◆ Task directions ◆
Your job is to write out each record exactly, leaving none out.

◆ Given records ◆
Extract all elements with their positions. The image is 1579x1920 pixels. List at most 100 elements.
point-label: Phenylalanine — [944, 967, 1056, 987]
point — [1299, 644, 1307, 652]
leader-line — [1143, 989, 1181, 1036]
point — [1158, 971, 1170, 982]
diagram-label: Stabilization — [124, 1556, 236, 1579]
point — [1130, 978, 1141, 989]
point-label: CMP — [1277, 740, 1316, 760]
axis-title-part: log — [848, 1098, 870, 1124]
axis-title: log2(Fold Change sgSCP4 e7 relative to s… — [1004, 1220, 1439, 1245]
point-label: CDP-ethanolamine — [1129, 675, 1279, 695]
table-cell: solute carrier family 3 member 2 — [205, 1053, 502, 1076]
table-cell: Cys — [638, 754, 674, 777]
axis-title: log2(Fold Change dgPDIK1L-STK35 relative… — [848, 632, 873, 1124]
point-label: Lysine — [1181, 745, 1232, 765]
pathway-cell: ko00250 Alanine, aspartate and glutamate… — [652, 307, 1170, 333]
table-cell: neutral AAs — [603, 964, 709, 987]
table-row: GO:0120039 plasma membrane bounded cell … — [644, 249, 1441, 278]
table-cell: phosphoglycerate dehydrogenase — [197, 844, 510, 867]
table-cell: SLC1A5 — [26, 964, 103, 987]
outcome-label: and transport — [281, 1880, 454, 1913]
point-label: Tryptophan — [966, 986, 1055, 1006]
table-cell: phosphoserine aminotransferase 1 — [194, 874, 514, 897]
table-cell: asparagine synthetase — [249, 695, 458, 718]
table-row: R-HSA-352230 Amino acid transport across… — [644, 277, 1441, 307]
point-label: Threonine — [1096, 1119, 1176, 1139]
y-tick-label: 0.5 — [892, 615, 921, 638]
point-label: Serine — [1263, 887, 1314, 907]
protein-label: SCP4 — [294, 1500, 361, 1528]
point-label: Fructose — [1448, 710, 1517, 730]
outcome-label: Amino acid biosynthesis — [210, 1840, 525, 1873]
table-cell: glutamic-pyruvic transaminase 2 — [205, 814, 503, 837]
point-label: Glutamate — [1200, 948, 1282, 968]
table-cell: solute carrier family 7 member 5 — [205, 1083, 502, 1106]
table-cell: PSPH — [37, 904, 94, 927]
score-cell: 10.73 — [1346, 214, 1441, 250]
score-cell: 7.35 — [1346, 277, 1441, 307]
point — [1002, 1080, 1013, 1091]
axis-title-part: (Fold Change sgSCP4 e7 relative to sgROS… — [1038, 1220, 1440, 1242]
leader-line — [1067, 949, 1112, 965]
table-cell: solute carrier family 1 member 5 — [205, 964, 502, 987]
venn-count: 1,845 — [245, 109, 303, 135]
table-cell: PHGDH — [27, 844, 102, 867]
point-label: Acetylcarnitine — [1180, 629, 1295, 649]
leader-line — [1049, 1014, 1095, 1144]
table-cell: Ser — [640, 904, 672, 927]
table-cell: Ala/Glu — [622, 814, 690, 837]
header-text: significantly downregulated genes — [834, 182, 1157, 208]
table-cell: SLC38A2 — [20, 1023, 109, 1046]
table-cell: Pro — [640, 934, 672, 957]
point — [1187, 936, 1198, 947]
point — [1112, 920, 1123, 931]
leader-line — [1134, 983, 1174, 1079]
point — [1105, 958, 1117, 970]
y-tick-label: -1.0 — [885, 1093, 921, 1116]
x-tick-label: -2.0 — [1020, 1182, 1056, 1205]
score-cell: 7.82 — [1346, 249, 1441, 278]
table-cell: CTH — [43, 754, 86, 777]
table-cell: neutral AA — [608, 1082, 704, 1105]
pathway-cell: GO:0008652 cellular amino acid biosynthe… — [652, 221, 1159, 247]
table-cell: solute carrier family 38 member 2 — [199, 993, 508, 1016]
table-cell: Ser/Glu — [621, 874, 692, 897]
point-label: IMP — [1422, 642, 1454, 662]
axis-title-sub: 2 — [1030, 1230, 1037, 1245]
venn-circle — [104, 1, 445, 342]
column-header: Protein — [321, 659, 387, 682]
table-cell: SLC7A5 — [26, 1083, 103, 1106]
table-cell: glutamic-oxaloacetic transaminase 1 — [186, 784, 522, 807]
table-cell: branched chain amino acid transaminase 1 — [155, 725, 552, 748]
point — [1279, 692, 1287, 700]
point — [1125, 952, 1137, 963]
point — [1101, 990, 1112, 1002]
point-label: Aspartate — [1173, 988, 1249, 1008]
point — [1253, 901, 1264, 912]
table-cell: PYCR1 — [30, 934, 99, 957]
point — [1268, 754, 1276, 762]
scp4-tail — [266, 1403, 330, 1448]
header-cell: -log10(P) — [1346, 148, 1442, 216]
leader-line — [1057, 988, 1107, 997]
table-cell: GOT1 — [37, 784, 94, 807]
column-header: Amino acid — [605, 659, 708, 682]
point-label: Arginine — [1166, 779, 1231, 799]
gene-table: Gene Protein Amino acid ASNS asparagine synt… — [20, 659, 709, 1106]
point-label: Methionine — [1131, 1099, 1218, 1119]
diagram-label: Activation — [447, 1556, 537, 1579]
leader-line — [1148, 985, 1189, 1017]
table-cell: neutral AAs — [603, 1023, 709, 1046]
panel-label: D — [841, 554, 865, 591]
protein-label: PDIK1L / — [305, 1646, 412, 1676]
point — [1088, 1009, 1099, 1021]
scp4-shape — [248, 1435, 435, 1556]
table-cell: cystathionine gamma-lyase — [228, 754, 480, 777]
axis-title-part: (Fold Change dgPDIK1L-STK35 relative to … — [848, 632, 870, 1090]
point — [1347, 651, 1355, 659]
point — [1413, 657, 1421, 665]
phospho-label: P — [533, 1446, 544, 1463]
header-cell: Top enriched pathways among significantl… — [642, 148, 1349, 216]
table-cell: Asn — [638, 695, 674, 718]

◆ Final answer ◆
Extract all elements with their positions. The image is 1579x1920 pixels. List at most 100 elements.
point-label: Phenylalanine — [944, 967, 1056, 987]
point — [1299, 644, 1307, 652]
leader-line — [1143, 989, 1181, 1036]
point — [1158, 971, 1170, 982]
diagram-label: Stabilization — [124, 1556, 236, 1579]
point — [1130, 978, 1141, 989]
point-label: CMP — [1277, 740, 1316, 760]
axis-title-part: log — [848, 1098, 870, 1124]
axis-title: log2(Fold Change sgSCP4 e7 relative to s… — [1004, 1220, 1439, 1245]
point-label: CDP-ethanolamine — [1129, 675, 1279, 695]
table-cell: solute carrier family 3 member 2 — [205, 1053, 502, 1076]
table-cell: Cys — [638, 754, 674, 777]
axis-title: log2(Fold Change dgPDIK1L-STK35 relative… — [848, 632, 873, 1124]
point-label: Lysine — [1181, 745, 1232, 765]
pathway-cell: ko00250 Alanine, aspartate and glutamate… — [652, 307, 1170, 333]
table-cell: neutral AAs — [603, 964, 709, 987]
table-row: GO:0120039 plasma membrane bounded cell … — [644, 249, 1441, 278]
table-cell: phosphoglycerate dehydrogenase — [197, 844, 510, 867]
table-cell: SLC1A5 — [26, 964, 103, 987]
outcome-label: and transport — [281, 1880, 454, 1913]
point-label: Tryptophan — [966, 986, 1055, 1006]
table-cell: phosphoserine aminotransferase 1 — [194, 874, 514, 897]
table-cell: asparagine synthetase — [249, 695, 458, 718]
table-row: R-HSA-352230 Amino acid transport across… — [644, 277, 1441, 307]
point-label: Threonine — [1096, 1119, 1176, 1139]
y-tick-label: 0.5 — [892, 615, 921, 638]
point-label: Serine — [1263, 887, 1314, 907]
protein-label: SCP4 — [294, 1500, 361, 1528]
point-label: Fructose — [1448, 710, 1517, 730]
outcome-label: Amino acid biosynthesis — [210, 1840, 525, 1873]
table-cell: glutamic-pyruvic transaminase 2 — [205, 814, 503, 837]
point-label: Glutamate — [1200, 948, 1282, 968]
table-cell: solute carrier family 7 member 5 — [205, 1083, 502, 1106]
table-cell: PSPH — [37, 904, 94, 927]
score-cell: 10.73 — [1346, 214, 1441, 250]
score-cell: 7.35 — [1346, 277, 1441, 307]
point — [1002, 1080, 1013, 1091]
axis-title-part: (Fold Change sgSCP4 e7 relative to sgROS… — [1038, 1220, 1440, 1242]
leader-line — [1067, 949, 1112, 965]
table-cell: solute carrier family 1 member 5 — [205, 964, 502, 987]
venn-count: 1,845 — [245, 109, 303, 135]
table-cell: PHGDH — [27, 844, 102, 867]
point-label: Acetylcarnitine — [1180, 629, 1295, 649]
leader-line — [1049, 1014, 1095, 1144]
table-cell: Ser — [640, 904, 672, 927]
table-cell: Ala/Glu — [622, 814, 690, 837]
header-text: significantly downregulated genes — [834, 182, 1157, 208]
table-cell: SLC38A2 — [20, 1023, 109, 1046]
table-cell: Pro — [640, 934, 672, 957]
point — [1187, 936, 1198, 947]
point — [1112, 920, 1123, 931]
leader-line — [1134, 983, 1174, 1079]
point — [1105, 958, 1117, 970]
y-tick-label: -1.0 — [885, 1093, 921, 1116]
x-tick-label: -2.0 — [1020, 1182, 1056, 1205]
score-cell: 7.82 — [1346, 249, 1441, 278]
table-cell: CTH — [43, 754, 86, 777]
table-cell: neutral AA — [608, 1082, 704, 1105]
pathway-cell: GO:0008652 cellular amino acid biosynthe… — [652, 221, 1159, 247]
table-cell: solute carrier family 38 member 2 — [199, 993, 508, 1016]
table-cell: Ser/Glu — [621, 874, 692, 897]
point-label: IMP — [1422, 642, 1454, 662]
axis-title-sub: 2 — [1030, 1230, 1037, 1245]
venn-circle — [104, 1, 445, 342]
column-header: Protein — [321, 659, 387, 682]
table-cell: SLC7A5 — [26, 1083, 103, 1106]
table-cell: glutamic-oxaloacetic transaminase 1 — [186, 784, 522, 807]
table-cell: branched chain amino acid transaminase 1 — [155, 725, 552, 748]
point — [1279, 692, 1287, 700]
point — [1125, 952, 1137, 963]
point — [1101, 990, 1112, 1002]
point-label: Aspartate — [1173, 988, 1249, 1008]
point — [1253, 901, 1264, 912]
table-cell: PYCR1 — [30, 934, 99, 957]
point — [1268, 754, 1276, 762]
scp4-tail — [266, 1403, 330, 1448]
header-cell: -log10(P) — [1346, 148, 1442, 216]
leader-line — [1057, 988, 1107, 997]
table-cell: GOT1 — [37, 784, 94, 807]
column-header: Amino acid — [605, 659, 708, 682]
point-label: Arginine — [1166, 779, 1231, 799]
gene-table: Gene Protein Amino acid ASNS asparagine synt… — [20, 659, 709, 1106]
point-label: Methionine — [1131, 1099, 1218, 1119]
diagram-label: Activation — [447, 1556, 537, 1579]
leader-line — [1148, 985, 1189, 1017]
table-cell: neutral AAs — [603, 1023, 709, 1046]
panel-label: D — [841, 554, 865, 591]
protein-label: PDIK1L / — [305, 1646, 412, 1676]
point — [1088, 1009, 1099, 1021]
scp4-shape — [248, 1435, 435, 1556]
table-cell: cystathionine gamma-lyase — [228, 754, 480, 777]
axis-title-part: (Fold Change dgPDIK1L-STK35 relative to … — [848, 632, 870, 1090]
point — [1347, 651, 1355, 659]
point — [1413, 657, 1421, 665]
phospho-label: P — [533, 1446, 544, 1463]
header-cell: Top enriched pathways among significantl… — [642, 148, 1349, 216]
table-cell: Asn — [638, 695, 674, 718]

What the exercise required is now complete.